> [Excerpted records]
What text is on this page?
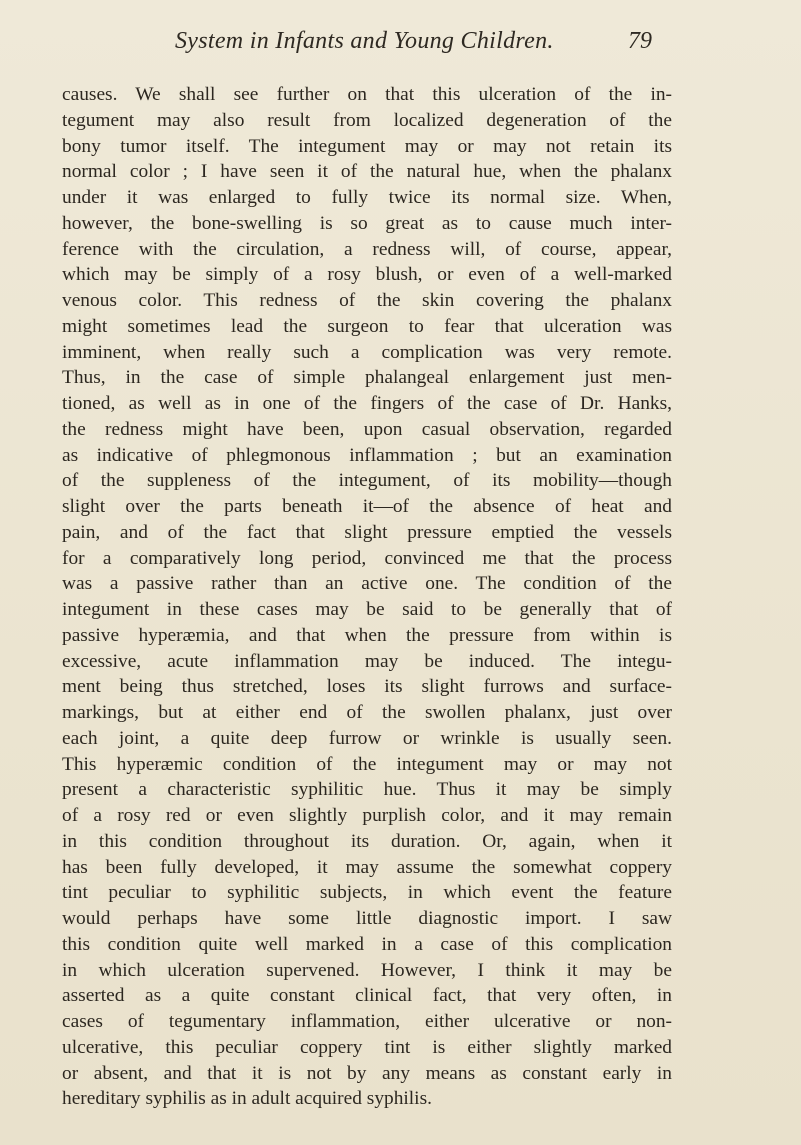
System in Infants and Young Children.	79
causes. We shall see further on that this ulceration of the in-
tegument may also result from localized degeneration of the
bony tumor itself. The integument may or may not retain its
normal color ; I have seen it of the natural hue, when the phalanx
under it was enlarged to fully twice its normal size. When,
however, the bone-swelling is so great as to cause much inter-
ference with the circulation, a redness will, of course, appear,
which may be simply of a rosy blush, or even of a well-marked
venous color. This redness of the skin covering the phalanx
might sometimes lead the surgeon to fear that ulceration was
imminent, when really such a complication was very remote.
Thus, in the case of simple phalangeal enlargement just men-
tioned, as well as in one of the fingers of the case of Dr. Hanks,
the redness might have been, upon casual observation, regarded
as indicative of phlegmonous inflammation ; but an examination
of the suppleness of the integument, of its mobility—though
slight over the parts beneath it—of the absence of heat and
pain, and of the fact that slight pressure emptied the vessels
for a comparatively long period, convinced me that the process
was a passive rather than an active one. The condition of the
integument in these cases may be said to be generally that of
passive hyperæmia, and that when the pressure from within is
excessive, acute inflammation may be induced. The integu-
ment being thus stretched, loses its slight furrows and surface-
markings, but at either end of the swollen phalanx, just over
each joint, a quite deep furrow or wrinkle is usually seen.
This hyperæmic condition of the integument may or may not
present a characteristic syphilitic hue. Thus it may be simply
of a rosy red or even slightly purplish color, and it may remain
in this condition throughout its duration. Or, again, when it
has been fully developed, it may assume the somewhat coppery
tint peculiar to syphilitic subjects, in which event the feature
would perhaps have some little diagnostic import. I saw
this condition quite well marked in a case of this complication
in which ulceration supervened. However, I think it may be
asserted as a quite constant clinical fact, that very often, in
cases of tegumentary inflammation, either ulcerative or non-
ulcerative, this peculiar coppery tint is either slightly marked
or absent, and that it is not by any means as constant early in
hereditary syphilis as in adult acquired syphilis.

> [Activity] From the records, copy every line that has the string "integument" in it.

> [The completed task]
bony tumor itself. The integument may or may not retain its
of the suppleness of the integument, of its mobility—though
integument in these cases may be said to be generally that of
This hyperæmic condition of the integument may or may not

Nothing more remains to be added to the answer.